• _Задание_:
В отрывке текста о славянофилах от слов «Нам, сверх того, не» до слов «старинным неуклюжим костюмам?» включительно замените «крестьян» на «селян» и запишите этот отрывок целиком.

• _Текст для чтения_:
Ho история не возвращается; жизнь богата тканями, ей никогда не бывают нужны старые платья. Все восстановления, все реставрации были всегда маскарадами. Мы видели две: ни легитимисты не возвратились к временам Людовика XIV, ни республиканцы – к 8 термидору. Случившееся стоит писаного – его не вырубишь топором.
Нам, сверх того, не к чему возвращаться. Государственная жизнь допетровской России была уродлива, бедна, дика – а к ней-то и хотели славяне возвратиться, хотя они и не признаются в этом; как же иначе объяснить все археологические воскрешения, поклонение нравам и обычаям прежнего времени и самые попытки возвратиться не к современной (и превосходной) одежде крестьян, а к старинным неуклюжим костюмам?
Во всей России, кроме славянофилов, никто не носит мурмолок. А К. Аксаков оделся так национально, что народ на улицах принимал его за персианина, как рассказывал, шутя, Чаадаев.
Возвращение к народу они тоже поняли грубо, в том роде, как большая часть западных демократов: принимая его совсем готовым. Они полагали, что делить предрассудки народа значит быть с ним в единстве, что жертвовать своим разумом, вместо того чтоб развивать разум в народе, – великий акт смирения. Отсюда натянутая набожность, исполнение обрядов, которые при наивной вере трогательны и оскорбительны, когда в них видна преднамеренность. Лучшее доказательство, что возвращение славян к народу не было действительным, состоит в том, что они не возбудили в нем никакого сочувствия. Ни византийская церковь, ни Грановитая палата ничего больше не дадут для будущего развития славянского мира. Возвратиться к селу, к артели работников, к мирской сходке, к казачеству – другое дело; но возвратиться не для того, чтоб их закрепить в неподвижных азиатских кристаллизациях, а для того, чтоб развить, освободить начала, на которых они основаны, очистить от всего наносного, искажающего, от дикого мяса, которым они обросли, – в этом, конечно, наше призвание. Но не надобно ошибаться, все это далеко за пределом государства; московский период так же мало поможет тут, как петербургский; он же никогда и не был лучше его. Новгородский вечевой колокол был только перелит в пушку Петром, а снят с колокольни Иоанном Васильевичем; крепостное состояние только закреплено ревизией при Петре, а введено Годуновым; в «Уложении» уже нет и помину целовальников, и кнут, батоги, плети являются гораздо прежде шпицрутенов и фухтелей.
Ошибка славян состояла в том, что им кажется что Россия имела когда-то свойственное ей развитие, затемненное разными событиями и наконец петербургским периодом. Россия никогда не имела этого развития и не могла иметь. То, что приходит теперь к сознанию у нас, то, что начинает мерцать в мысли, в предчувствии, то, что существовало бессознательно в крестьянской избе и на поле, то теперь только всходит на пажитях истории, утучненных кровью, слезами и потом двадцати поколений.

• _Предоставленные записи_:
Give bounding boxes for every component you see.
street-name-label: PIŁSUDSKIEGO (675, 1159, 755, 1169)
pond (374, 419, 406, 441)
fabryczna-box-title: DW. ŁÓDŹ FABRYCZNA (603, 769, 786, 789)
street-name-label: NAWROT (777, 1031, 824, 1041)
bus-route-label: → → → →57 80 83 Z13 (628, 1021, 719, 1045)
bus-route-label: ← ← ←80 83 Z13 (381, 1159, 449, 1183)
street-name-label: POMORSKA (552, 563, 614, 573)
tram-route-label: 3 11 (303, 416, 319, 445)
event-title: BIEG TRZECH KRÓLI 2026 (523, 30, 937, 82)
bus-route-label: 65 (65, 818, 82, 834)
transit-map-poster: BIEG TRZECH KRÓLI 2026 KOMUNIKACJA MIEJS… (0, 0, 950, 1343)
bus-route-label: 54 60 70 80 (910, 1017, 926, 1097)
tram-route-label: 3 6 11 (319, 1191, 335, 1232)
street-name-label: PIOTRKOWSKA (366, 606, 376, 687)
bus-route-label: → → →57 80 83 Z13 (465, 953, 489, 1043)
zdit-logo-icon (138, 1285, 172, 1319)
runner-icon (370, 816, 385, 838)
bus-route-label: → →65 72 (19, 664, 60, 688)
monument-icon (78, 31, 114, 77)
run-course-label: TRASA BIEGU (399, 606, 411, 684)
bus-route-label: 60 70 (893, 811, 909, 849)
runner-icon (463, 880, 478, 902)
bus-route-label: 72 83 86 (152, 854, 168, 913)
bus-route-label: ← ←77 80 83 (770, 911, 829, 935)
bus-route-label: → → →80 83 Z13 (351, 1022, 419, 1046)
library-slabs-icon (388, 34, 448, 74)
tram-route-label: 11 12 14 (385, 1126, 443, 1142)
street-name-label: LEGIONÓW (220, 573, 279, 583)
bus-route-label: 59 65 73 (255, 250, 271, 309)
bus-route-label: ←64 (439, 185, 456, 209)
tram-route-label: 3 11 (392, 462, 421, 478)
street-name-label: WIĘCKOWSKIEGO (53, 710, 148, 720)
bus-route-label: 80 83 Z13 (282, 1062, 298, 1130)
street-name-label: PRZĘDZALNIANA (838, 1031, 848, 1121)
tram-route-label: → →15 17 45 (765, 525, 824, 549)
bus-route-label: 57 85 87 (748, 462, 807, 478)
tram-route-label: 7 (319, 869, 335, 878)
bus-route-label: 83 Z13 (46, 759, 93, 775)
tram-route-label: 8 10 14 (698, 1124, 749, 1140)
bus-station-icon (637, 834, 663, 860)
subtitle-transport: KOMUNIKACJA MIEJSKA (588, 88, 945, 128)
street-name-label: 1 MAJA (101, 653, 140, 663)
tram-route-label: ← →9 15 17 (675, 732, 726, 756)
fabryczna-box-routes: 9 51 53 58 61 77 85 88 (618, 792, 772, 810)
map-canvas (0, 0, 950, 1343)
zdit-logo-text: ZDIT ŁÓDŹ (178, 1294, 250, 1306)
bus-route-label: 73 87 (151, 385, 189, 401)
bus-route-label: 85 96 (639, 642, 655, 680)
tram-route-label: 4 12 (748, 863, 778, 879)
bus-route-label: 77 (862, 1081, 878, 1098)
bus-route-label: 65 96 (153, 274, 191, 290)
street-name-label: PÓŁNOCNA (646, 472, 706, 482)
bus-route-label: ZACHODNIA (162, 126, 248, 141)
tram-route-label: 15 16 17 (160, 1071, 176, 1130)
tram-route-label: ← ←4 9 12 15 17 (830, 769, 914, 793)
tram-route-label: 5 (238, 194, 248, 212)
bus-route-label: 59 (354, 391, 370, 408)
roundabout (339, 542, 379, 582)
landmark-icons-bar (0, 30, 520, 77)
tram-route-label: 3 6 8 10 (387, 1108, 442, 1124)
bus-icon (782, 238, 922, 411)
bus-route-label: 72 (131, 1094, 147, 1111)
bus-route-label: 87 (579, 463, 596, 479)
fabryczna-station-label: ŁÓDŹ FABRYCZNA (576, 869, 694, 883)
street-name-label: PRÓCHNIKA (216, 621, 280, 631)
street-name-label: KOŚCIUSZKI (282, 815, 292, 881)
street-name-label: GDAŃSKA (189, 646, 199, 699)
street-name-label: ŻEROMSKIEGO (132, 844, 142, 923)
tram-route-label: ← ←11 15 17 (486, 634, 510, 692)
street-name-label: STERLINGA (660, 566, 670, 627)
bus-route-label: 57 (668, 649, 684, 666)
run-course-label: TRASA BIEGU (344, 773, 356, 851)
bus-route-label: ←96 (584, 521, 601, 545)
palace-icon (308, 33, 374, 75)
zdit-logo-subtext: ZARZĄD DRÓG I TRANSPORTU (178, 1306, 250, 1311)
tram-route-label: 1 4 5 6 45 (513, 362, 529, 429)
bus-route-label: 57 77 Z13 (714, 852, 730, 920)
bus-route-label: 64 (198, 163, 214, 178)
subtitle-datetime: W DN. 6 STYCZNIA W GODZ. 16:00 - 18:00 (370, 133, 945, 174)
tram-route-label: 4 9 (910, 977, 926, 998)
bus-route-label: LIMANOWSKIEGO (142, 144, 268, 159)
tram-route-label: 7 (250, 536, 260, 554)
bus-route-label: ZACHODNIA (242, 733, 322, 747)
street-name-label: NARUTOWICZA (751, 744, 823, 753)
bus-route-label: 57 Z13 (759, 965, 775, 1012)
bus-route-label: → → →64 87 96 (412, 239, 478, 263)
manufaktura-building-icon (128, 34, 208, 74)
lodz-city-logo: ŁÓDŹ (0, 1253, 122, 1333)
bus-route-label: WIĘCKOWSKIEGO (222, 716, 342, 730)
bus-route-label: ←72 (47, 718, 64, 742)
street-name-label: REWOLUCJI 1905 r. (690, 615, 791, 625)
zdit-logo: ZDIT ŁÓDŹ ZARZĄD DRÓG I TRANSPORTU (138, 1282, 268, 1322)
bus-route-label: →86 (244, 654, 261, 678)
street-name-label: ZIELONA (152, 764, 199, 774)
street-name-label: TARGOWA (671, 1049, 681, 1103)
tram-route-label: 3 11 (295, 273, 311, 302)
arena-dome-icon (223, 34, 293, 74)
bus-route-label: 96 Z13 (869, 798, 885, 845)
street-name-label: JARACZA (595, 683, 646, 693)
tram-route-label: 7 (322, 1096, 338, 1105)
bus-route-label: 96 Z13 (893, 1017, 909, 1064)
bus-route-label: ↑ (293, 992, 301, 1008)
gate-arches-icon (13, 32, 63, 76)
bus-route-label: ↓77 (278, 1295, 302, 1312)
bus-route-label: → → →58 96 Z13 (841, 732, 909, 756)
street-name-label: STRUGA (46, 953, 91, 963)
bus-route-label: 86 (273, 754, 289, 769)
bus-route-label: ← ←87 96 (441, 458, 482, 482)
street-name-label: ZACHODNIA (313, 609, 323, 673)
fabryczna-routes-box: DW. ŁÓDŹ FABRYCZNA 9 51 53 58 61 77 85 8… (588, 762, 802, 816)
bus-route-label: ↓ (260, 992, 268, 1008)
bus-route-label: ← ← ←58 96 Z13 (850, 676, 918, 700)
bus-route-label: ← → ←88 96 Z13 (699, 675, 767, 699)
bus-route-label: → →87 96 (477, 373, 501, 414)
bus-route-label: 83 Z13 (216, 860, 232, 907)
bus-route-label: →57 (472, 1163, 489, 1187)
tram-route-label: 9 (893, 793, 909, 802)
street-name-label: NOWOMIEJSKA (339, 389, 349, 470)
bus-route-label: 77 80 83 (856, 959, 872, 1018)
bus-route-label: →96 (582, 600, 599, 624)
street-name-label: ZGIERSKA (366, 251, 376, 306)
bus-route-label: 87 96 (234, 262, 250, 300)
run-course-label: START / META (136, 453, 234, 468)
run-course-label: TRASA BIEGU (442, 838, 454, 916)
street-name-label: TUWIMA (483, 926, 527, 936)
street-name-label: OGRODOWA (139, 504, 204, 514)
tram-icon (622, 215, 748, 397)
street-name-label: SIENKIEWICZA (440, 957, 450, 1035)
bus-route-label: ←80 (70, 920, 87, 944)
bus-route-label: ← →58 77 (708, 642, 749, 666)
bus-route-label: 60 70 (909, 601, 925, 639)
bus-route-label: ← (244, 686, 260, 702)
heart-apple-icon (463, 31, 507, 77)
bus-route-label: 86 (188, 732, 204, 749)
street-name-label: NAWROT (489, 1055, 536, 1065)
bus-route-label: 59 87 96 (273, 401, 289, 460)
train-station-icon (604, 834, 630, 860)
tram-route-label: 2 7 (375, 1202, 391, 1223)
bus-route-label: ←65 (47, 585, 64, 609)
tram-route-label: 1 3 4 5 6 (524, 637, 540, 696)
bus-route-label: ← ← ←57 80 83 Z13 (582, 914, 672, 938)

• _Ответ к упражнению_:
Нам, сверх того, не к чему возвращаться. Государственная жизнь допетровской России была уродлива, бедна, дика – а к ней-то и хотели славяне возвратиться, хотя они и не признаются в этом; как же иначе объяснить все археологические воскрешения, поклонение нравам и обычаям прежнего времени и самые попытки возвратиться не к современной (и превосходной) одежде селян, а к старинным неуклюжим костюмам?